Task prompt
Repeat the material in full. Keep every line exactly as it is.

## Start Supplied data

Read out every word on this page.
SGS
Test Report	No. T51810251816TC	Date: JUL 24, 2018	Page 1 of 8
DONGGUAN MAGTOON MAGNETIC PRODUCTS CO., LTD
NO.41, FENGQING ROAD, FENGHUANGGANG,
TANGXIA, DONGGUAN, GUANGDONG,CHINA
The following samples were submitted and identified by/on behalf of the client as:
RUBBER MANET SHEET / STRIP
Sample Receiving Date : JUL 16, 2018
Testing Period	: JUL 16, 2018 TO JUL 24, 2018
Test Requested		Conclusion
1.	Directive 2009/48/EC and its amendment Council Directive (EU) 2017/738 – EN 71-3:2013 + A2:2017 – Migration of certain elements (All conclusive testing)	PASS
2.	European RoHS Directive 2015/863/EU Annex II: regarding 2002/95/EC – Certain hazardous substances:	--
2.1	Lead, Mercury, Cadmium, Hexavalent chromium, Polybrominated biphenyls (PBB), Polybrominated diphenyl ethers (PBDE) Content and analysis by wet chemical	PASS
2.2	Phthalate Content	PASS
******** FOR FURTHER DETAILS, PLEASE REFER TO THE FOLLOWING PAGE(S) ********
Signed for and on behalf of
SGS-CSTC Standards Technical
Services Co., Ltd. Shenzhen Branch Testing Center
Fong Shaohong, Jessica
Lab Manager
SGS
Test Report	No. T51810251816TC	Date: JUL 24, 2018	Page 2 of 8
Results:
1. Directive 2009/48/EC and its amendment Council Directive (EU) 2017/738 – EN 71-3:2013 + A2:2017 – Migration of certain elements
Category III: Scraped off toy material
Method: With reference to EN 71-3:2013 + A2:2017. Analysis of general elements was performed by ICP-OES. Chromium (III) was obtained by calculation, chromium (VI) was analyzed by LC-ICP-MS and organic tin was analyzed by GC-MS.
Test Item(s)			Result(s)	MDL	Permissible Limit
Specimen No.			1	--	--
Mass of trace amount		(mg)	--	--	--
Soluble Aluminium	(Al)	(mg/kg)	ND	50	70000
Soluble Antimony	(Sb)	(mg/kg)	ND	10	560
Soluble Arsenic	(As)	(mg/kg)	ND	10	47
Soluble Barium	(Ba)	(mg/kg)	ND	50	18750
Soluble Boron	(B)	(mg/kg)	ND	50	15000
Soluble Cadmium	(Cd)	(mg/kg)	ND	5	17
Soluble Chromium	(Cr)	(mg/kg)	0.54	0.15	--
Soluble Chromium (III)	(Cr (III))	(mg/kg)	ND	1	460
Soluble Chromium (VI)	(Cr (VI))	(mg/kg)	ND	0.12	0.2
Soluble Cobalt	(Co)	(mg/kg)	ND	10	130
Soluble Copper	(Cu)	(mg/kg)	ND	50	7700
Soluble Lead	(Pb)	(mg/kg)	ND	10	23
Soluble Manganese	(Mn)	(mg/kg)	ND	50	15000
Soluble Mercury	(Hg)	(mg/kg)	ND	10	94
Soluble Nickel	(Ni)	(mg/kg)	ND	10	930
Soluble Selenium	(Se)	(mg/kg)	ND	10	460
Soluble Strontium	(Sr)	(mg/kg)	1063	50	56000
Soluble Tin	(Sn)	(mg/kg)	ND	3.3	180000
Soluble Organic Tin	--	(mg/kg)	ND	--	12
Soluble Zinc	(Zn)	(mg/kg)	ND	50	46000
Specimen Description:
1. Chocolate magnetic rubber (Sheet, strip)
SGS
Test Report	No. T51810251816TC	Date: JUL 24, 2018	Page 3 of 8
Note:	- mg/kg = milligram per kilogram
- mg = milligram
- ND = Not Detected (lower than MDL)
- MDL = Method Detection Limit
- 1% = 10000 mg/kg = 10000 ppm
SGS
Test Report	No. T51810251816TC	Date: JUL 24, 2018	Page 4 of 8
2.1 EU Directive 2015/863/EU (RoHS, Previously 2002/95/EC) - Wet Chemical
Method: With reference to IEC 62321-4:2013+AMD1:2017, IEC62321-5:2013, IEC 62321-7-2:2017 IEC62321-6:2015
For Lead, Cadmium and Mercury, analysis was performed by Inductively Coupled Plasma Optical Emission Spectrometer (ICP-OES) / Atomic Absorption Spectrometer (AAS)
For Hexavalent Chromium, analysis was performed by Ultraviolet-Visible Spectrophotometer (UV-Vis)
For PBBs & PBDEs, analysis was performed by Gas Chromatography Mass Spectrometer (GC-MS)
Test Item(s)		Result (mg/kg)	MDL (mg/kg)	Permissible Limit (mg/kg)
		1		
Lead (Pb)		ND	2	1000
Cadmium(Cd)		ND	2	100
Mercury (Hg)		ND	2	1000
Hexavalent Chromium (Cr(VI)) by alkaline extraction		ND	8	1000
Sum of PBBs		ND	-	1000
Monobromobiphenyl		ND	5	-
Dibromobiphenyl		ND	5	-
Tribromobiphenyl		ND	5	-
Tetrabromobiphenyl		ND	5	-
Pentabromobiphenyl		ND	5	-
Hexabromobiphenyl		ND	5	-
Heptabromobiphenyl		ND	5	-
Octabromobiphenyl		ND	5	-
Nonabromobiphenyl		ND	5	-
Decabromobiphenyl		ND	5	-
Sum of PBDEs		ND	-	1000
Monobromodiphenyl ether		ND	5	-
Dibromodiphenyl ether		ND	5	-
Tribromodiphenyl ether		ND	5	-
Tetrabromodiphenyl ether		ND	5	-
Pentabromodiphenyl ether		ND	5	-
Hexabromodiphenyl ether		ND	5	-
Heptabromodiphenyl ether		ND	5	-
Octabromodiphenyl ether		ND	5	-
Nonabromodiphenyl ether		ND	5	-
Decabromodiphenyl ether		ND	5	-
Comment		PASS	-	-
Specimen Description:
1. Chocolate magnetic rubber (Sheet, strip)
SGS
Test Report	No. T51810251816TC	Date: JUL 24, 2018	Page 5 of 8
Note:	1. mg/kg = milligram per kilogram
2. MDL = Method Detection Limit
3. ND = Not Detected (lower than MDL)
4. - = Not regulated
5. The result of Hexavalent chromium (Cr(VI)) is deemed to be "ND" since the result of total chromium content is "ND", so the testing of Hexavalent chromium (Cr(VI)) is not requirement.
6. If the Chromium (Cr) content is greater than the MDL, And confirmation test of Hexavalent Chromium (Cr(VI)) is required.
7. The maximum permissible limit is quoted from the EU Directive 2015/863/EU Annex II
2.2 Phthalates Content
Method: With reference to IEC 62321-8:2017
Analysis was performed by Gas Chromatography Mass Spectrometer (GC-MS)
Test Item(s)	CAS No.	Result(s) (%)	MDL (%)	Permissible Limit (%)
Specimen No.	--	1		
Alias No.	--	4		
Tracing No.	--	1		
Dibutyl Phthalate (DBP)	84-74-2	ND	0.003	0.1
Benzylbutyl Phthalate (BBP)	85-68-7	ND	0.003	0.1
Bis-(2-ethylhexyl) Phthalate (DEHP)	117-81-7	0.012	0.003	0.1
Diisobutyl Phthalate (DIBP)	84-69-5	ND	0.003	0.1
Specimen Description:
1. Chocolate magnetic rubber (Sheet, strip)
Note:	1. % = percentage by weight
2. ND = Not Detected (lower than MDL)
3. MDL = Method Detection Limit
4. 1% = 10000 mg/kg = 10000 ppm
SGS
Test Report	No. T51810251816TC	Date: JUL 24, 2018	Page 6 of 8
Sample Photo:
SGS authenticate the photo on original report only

## End Supplied data

Answer to this problem
Read out every word on this page.
SGS
Test Report	No. T51810251816TC	Date: JUL 24, 2018	Page 1 of 8
DONGGUAN MAGTOON MAGNETIC PRODUCTS CO., LTD
NO.41, FENGQING ROAD, FENGHUANGGANG,
TANGXIA, DONGGUAN, GUANGDONG,CHINA
The following samples were submitted and identified by/on behalf of the client as:
RUBBER MANET SHEET / STRIP
Sample Receiving Date : JUL 16, 2018
Testing Period	: JUL 16, 2018 TO JUL 24, 2018
Test Requested		Conclusion
1.	Directive 2009/48/EC and its amendment Council Directive (EU) 2017/738 – EN 71-3:2013 + A2:2017 – Migration of certain elements (All conclusive testing)	PASS
2.	European RoHS Directive 2015/863/EU Annex II: regarding 2002/95/EC – Certain hazardous substances:	--
2.1	Lead, Mercury, Cadmium, Hexavalent chromium, Polybrominated biphenyls (PBB), Polybrominated diphenyl ethers (PBDE) Content and analysis by wet chemical	PASS
2.2	Phthalate Content	PASS
******** FOR FURTHER DETAILS, PLEASE REFER TO THE FOLLOWING PAGE(S) ********
Signed for and on behalf of
SGS-CSTC Standards Technical
Services Co., Ltd. Shenzhen Branch Testing Center
Fong Shaohong, Jessica
Lab Manager
SGS
Test Report	No. T51810251816TC	Date: JUL 24, 2018	Page 2 of 8
Results:
1. Directive 2009/48/EC and its amendment Council Directive (EU) 2017/738 – EN 71-3:2013 + A2:2017 – Migration of certain elements
Category III: Scraped off toy material
Method: With reference to EN 71-3:2013 + A2:2017. Analysis of general elements was performed by ICP-OES. Chromium (III) was obtained by calculation, chromium (VI) was analyzed by LC-ICP-MS and organic tin was analyzed by GC-MS.
Test Item(s)			Result(s)	MDL	Permissible Limit
Specimen No.			1	--	--
Mass of trace amount		(mg)	--	--	--
Soluble Aluminium	(Al)	(mg/kg)	ND	50	70000
Soluble Antimony	(Sb)	(mg/kg)	ND	10	560
Soluble Arsenic	(As)	(mg/kg)	ND	10	47
Soluble Barium	(Ba)	(mg/kg)	ND	50	18750
Soluble Boron	(B)	(mg/kg)	ND	50	15000
Soluble Cadmium	(Cd)	(mg/kg)	ND	5	17
Soluble Chromium	(Cr)	(mg/kg)	0.54	0.15	--
Soluble Chromium (III)	(Cr (III))	(mg/kg)	ND	1	460
Soluble Chromium (VI)	(Cr (VI))	(mg/kg)	ND	0.12	0.2
Soluble Cobalt	(Co)	(mg/kg)	ND	10	130
Soluble Copper	(Cu)	(mg/kg)	ND	50	7700
Soluble Lead	(Pb)	(mg/kg)	ND	10	23
Soluble Manganese	(Mn)	(mg/kg)	ND	50	15000
Soluble Mercury	(Hg)	(mg/kg)	ND	10	94
Soluble Nickel	(Ni)	(mg/kg)	ND	10	930
Soluble Selenium	(Se)	(mg/kg)	ND	10	460
Soluble Strontium	(Sr)	(mg/kg)	1063	50	56000
Soluble Tin	(Sn)	(mg/kg)	ND	3.3	180000
Soluble Organic Tin	--	(mg/kg)	ND	--	12
Soluble Zinc	(Zn)	(mg/kg)	ND	50	46000
Specimen Description:
1. Chocolate magnetic rubber (Sheet, strip)
SGS
Test Report	No. T51810251816TC	Date: JUL 24, 2018	Page 3 of 8
Note:	- mg/kg = milligram per kilogram
- mg = milligram
- ND = Not Detected (lower than MDL)
- MDL = Method Detection Limit
- 1% = 10000 mg/kg = 10000 ppm
SGS
Test Report	No. T51810251816TC	Date: JUL 24, 2018	Page 4 of 8
2.1 EU Directive 2015/863/EU (RoHS, Previously 2002/95/EC) - Wet Chemical
Method: With reference to IEC 62321-4:2013+AMD1:2017, IEC62321-5:2013, IEC 62321-7-2:2017 IEC62321-6:2015
For Lead, Cadmium and Mercury, analysis was performed by Inductively Coupled Plasma Optical Emission Spectrometer (ICP-OES) / Atomic Absorption Spectrometer (AAS)
For Hexavalent Chromium, analysis was performed by Ultraviolet-Visible Spectrophotometer (UV-Vis)
For PBBs & PBDEs, analysis was performed by Gas Chromatography Mass Spectrometer (GC-MS)
Test Item(s)		Result (mg/kg)	MDL (mg/kg)	Permissible Limit (mg/kg)
		1		
Lead (Pb)		ND	2	1000
Cadmium(Cd)		ND	2	100
Mercury (Hg)		ND	2	1000
Hexavalent Chromium (Cr(VI)) by alkaline extraction		ND	8	1000
Sum of PBBs		ND	-	1000
Monobromobiphenyl		ND	5	-
Dibromobiphenyl		ND	5	-
Tribromobiphenyl		ND	5	-
Tetrabromobiphenyl		ND	5	-
Pentabromobiphenyl		ND	5	-
Hexabromobiphenyl		ND	5	-
Heptabromobiphenyl		ND	5	-
Octabromobiphenyl		ND	5	-
Nonabromobiphenyl		ND	5	-
Decabromobiphenyl		ND	5	-
Sum of PBDEs		ND	-	1000
Monobromodiphenyl ether		ND	5	-
Dibromodiphenyl ether		ND	5	-
Tribromodiphenyl ether		ND	5	-
Tetrabromodiphenyl ether		ND	5	-
Pentabromodiphenyl ether		ND	5	-
Hexabromodiphenyl ether		ND	5	-
Heptabromodiphenyl ether		ND	5	-
Octabromodiphenyl ether		ND	5	-
Nonabromodiphenyl ether		ND	5	-
Decabromodiphenyl ether		ND	5	-
Comment		PASS	-	-
Specimen Description:
1. Chocolate magnetic rubber (Sheet, strip)
SGS
Test Report	No. T51810251816TC	Date: JUL 24, 2018	Page 5 of 8
Note:	1. mg/kg = milligram per kilogram
2. MDL = Method Detection Limit
3. ND = Not Detected (lower than MDL)
4. - = Not regulated
5. The result of Hexavalent chromium (Cr(VI)) is deemed to be "ND" since the result of total chromium content is "ND", so the testing of Hexavalent chromium (Cr(VI)) is not requirement.
6. If the Chromium (Cr) content is greater than the MDL, And confirmation test of Hexavalent Chromium (Cr(VI)) is required.
7. The maximum permissible limit is quoted from the EU Directive 2015/863/EU Annex II
2.2 Phthalates Content
Method: With reference to IEC 62321-8:2017
Analysis was performed by Gas Chromatography Mass Spectrometer (GC-MS)
Test Item(s)	CAS No.	Result(s) (%)	MDL (%)	Permissible Limit (%)
Specimen No.	--	1		
Alias No.	--	4		
Tracing No.	--	1		
Dibutyl Phthalate (DBP)	84-74-2	ND	0.003	0.1
Benzylbutyl Phthalate (BBP)	85-68-7	ND	0.003	0.1
Bis-(2-ethylhexyl) Phthalate (DEHP)	117-81-7	0.012	0.003	0.1
Diisobutyl Phthalate (DIBP)	84-69-5	ND	0.003	0.1
Specimen Description:
1. Chocolate magnetic rubber (Sheet, strip)
Note:	1. % = percentage by weight
2. ND = Not Detected (lower than MDL)
3. MDL = Method Detection Limit
4. 1% = 10000 mg/kg = 10000 ppm
SGS
Test Report	No. T51810251816TC	Date: JUL 24, 2018	Page 6 of 8
Sample Photo:
SGS authenticate the photo on original report only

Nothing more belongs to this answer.